**Lesetext:**
▽

Der Entkolonialisierungsprozess wurde 1976 unterbrochen, als Spanien die Westsahara an Marokko und Mauretanien übergab – nach dem »grünen Marsch« und auf Grundlage des Madrider Abkommens (1975), das völkerrechtlich ungültig ist.
Das Gebiet ist derzeit besetzt – zum größten Teil von Marokko, das es seine „Südprovinz“ nennt, obwohl die marokkanische Souveränität von den Vereinten Nationen nicht anerkannt wird. Sie wird von der Polisario-Front abgelehnt, die 1976 ihre Unabhängigkeit verkündete und die Demokratische Arabische Republik Sahara gründete, die bisher von 82 Staaten anerkannt wurde, von denen allerdings 51 keine Beziehungen zu ihr unterhalten. Sie verwaltet die nicht von Marokko kontrollierte Region im Osten, die sie »Freie Zone« nennt.“ (span. Wikipedia)

Daß Marokko dieses Gebiet zugestanden bekommen hat und dort eigentlich machen kann, was es will, hat mehrere Gründe.

I.1. Spanien, Marokko und die Westsahara

Spaniens Hunger auf afrikanisches Gebiet geht Jahrhunderte zurück. Zunächst setze es sich an der Mittelmeerküste fest. Auf der Berliner Afrikakonferenz von 1884, als Afrika unter die Kolonialmächte aufgeteilt wurde, meldete Spanien seinen Anspruch auf den Küstenstreifen nördlich des heutigen Nuadhibou in Mauretanien an.

△

**Datenauszug:**
▽

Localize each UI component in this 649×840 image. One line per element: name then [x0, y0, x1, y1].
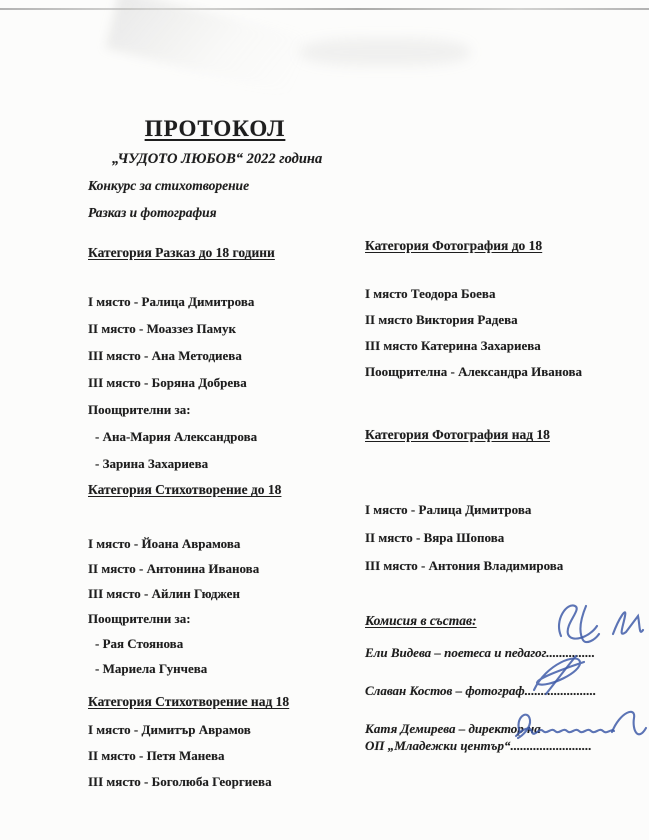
- encouragement-name: Поощрителна - Александра Иванова: [365, 364, 582, 379]
- encouragement-name: - Ана-Мария Александрова: [95, 429, 258, 444]
- award-line: III място - Айлин Гюджен: [88, 586, 240, 601]
- award-line: III място - Антония Владимирова: [365, 558, 564, 573]
- award-line: I място Теодора Боева: [365, 286, 496, 301]
- award-line: II място Виктория Радева: [365, 312, 518, 327]
- award-line: II място - Моаззез Памук: [88, 321, 236, 336]
- commission-header: Комисия в състав:: [365, 613, 477, 628]
- category-header: Категория Стихотворение до 18: [88, 482, 282, 497]
- section-category-razkaz-do-18: [88, 245, 275, 477]
- commission-member-line-1: Катя Демирева – директор на: [365, 721, 541, 736]
- award-line: III място - Ана Методиева: [88, 348, 242, 363]
- award-line: II място - Вяра Шопова: [365, 530, 505, 545]
- scan-ghost-text-smudge: [300, 38, 470, 66]
- document-subtitle: „ЧУДОТО ЛЮБОВ“ 2022 година: [112, 151, 323, 167]
- award-line: I място - Ралица Димитрова: [365, 502, 532, 517]
- commission-member-line: Ели Видева – поетеса и педагог...............: [365, 645, 595, 660]
- encouragement-label: Поощрителни за:: [88, 402, 191, 417]
- award-line: III място - Боголюба Георгиева: [88, 774, 272, 789]
- award-line: I място - Димитър Аврамов: [88, 722, 251, 737]
- award-line: II място - Петя Манева: [88, 748, 225, 763]
- category-header: Категория Фотография до 18: [365, 238, 543, 253]
- document-title: ПРОТОКОЛ: [144, 116, 286, 141]
- commission-member-line-2: ОП „Младежки център“.........................: [365, 738, 592, 753]
- section-commission: [365, 613, 596, 775]
- document-headline-2: Разказ и фотография: [88, 205, 217, 220]
- award-line: III място Катерина Захариева: [365, 338, 541, 353]
- scan-artifact-top-line: [0, 8, 649, 10]
- commission-member-line: [365, 720, 596, 754]
- section-category-fotografia-do-18: [365, 238, 582, 385]
- document-headline-1: Конкурс за стихотворение: [88, 178, 250, 193]
- section-category-stihotvorenie-nad-18: [88, 694, 289, 795]
- category-header: Категория Стихотворение над 18: [88, 694, 290, 709]
- encouragement-label: Поощрителни за:: [88, 611, 191, 626]
- category-header: Категория Разказ до 18 години: [88, 245, 275, 260]
- award-line: III място - Боряна Добрева: [88, 375, 247, 390]
- section-category-fotografia-nad-18: [365, 427, 563, 580]
- encouragement-name: - Зарина Захариева: [95, 456, 209, 471]
- scan-smudge: [106, 0, 305, 94]
- encouragement-name: - Мариела Гунчева: [95, 661, 208, 676]
- commission-member-line: Славан Костов – фотограф......................: [365, 683, 597, 698]
- category-header: Категория Фотография над 18: [365, 427, 550, 442]
- section-category-stihotvorenie-do-18: [88, 482, 281, 681]
- award-line: I място - Ралица Димитрова: [88, 294, 255, 309]
- award-line: II място - Антонина Иванова: [88, 561, 260, 576]
- award-line: I място - Йоана Аврамова: [88, 536, 241, 551]
- encouragement-name: - Рая Стоянова: [95, 636, 184, 651]
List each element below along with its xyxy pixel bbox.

△

**Arbeitsauftrag A:** Gib aus den Einträgen die Zeilen von der Zeile mit „- encouragement-name: Поощрителна“ bis zur Zeile mit „- award-line: I място Теодора“ wortgetreu wieder.
**Arbeitsauftrag B:** Schreib den Text über die Westsahara weiter.
Der Text über die Westsahara und die Einträge haben nichts miteinander zu tun.

**Ergebnis A:**
- encouragement-name: Поощрителна - Александра Иванова: [365, 364, 582, 379]
- encouragement-name: - Ана-Мария Александрова: [95, 429, 258, 444]
- award-line: III място - Айлин Гюджен: [88, 586, 240, 601]
- award-line: III място - Антония Владимирова: [365, 558, 564, 573]
- award-line: I място Теодора Боева: [365, 286, 496, 301]

**Ergebnis B:**
Da sich keine nennenswerten Konkurrenten unter den europäischen Kolonialmächten fanden, setzte Spanien sich mit Niederlassungen auf den Halbinseln von Nuadhibou und Dachla fest. Anfang des 20. Jahrhunderts dehnte Frankreich sein Kolonialreich südlich davon aus. Generell handelte es sich um ein Territorium, an dem im Wettlauf der europäischen Mächte wenig Interesse bestand. Wirtschaftlich gar nicht, höchstens militärisch-strategisch, oder als Verbindung zwischen anderen Beutestücken auf dem afrikanischen Kontinent.
Dafür wurde das nördlich gelegene Marokko zum Zankapfel der Großmächte und 1912 zwischen die Protektoratsmächte Spanien und Frankreich aufgeteilt.
Als Marokko 1956 die Unabhängigkeit erlangte, erhob es Anspruch auf die Westsahara als Teil „Groß-Marokkos“, ebenso wie auf die Enklaven Ceuta, Melilla und Sidi Ifni.

Während das erst 1934 von Spanien gegründete Sidi Ifni 1969 an Marokko fiel, und Ceuta und Melilla bis heute Teil Spaniens geblieben sind, gestaltete sich die Frage der Westsahara komplizierter.

I.2. Marokko und Algerien

Während des algerischen Krieges gegen die französische Kolonialmacht wurde die nationale Befreiungsfront Algeriens FLN vom marokkanischen Königshaus – und auch der marokkanischen Bevölkerung – unterstützt.

Kaum waren 1962 die Verträge von Évian unterzeichnet, die Algerien die Unabhängigkeit sicherten, änderte sich dieses gute Verhältnis, das Marokko bisher zu den algerischen Widerstandskämpfern gepflogen hatte.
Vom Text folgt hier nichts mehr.